━━ Data records

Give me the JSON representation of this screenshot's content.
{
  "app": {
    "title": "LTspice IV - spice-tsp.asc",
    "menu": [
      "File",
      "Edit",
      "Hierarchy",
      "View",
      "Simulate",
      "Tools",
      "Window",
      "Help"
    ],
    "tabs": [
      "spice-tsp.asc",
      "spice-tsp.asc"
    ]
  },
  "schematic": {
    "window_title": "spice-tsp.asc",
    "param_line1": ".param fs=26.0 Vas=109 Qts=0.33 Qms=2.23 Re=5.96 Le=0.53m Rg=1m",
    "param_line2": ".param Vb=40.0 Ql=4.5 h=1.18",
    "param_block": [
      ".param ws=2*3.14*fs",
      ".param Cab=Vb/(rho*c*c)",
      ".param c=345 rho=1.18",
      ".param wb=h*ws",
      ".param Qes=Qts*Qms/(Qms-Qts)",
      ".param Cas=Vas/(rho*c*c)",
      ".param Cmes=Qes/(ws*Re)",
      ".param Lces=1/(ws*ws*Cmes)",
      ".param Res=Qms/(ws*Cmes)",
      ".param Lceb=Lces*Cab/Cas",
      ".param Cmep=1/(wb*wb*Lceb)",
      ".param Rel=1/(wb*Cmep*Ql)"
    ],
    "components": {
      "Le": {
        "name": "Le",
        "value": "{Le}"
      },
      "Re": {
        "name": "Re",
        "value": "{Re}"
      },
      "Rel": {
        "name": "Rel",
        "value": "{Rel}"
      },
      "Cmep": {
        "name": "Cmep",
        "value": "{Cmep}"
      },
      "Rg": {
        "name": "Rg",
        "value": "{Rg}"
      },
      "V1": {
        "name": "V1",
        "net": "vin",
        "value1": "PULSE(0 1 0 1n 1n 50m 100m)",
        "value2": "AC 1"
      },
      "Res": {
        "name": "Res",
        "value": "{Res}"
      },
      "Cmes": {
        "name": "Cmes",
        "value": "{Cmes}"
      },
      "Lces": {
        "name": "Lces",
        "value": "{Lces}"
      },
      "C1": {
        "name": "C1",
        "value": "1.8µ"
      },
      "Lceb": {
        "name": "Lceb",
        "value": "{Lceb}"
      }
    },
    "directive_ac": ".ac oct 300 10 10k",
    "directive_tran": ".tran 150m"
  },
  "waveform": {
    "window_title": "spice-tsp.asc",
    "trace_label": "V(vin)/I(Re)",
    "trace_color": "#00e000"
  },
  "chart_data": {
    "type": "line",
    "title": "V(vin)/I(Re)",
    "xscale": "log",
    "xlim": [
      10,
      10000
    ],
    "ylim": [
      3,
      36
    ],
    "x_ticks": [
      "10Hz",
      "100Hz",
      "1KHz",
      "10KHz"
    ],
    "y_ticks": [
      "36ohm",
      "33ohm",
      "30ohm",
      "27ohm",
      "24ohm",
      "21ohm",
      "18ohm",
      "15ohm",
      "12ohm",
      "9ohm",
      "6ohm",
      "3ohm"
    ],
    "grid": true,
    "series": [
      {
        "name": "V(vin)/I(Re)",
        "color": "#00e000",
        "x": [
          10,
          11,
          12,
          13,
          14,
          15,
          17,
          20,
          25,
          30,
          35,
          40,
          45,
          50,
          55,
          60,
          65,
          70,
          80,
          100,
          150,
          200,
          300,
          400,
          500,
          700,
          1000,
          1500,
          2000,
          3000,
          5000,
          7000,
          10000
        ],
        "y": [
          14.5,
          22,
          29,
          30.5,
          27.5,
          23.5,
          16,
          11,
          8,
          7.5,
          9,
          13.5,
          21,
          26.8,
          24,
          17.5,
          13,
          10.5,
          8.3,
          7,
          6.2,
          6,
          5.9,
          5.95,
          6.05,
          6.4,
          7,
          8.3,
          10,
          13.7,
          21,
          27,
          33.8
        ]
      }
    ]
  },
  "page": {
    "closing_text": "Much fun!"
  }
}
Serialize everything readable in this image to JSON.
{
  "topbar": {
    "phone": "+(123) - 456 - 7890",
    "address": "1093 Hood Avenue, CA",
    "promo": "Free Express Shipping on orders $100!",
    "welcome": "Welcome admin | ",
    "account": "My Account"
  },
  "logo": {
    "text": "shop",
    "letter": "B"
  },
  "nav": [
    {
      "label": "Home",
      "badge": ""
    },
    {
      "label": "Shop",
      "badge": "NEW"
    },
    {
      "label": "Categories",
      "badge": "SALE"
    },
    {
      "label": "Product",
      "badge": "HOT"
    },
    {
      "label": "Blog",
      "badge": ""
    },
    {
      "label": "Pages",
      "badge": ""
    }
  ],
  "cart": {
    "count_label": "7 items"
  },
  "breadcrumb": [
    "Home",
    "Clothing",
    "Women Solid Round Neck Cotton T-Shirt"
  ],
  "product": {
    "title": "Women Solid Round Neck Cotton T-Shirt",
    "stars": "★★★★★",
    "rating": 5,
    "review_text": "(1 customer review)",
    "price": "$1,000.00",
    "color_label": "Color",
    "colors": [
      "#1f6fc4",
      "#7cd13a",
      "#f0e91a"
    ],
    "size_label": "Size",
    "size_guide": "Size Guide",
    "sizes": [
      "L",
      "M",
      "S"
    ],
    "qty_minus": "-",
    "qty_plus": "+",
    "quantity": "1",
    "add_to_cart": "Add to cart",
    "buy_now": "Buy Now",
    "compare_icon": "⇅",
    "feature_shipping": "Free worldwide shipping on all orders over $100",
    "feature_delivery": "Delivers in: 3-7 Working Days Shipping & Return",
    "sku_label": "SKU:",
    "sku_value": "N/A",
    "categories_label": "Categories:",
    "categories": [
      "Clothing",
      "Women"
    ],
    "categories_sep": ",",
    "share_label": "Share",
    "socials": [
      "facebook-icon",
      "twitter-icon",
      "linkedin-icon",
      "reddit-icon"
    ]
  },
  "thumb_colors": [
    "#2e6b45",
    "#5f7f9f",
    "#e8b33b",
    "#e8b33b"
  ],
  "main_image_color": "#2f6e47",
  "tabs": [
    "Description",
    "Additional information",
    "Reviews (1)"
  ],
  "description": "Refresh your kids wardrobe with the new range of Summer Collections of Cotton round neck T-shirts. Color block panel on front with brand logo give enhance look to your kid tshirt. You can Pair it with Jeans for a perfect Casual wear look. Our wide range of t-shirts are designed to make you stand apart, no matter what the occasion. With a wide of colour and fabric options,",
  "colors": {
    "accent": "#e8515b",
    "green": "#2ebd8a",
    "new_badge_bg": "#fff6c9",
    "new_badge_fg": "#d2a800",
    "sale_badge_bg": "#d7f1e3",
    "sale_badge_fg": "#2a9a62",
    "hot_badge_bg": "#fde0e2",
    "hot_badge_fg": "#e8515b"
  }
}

━━━━

§ **What to work on**
Go through the entries above and pull out each line with "Cmep" in it.

§ **Correct answer**
      ".param Cmep=1/(wb*wb*Lceb)",
      ".param Rel=1/(wb*Cmep*Ql)"
      "Cmep": {
        "name": "Cmep",
        "value": "{Cmep}"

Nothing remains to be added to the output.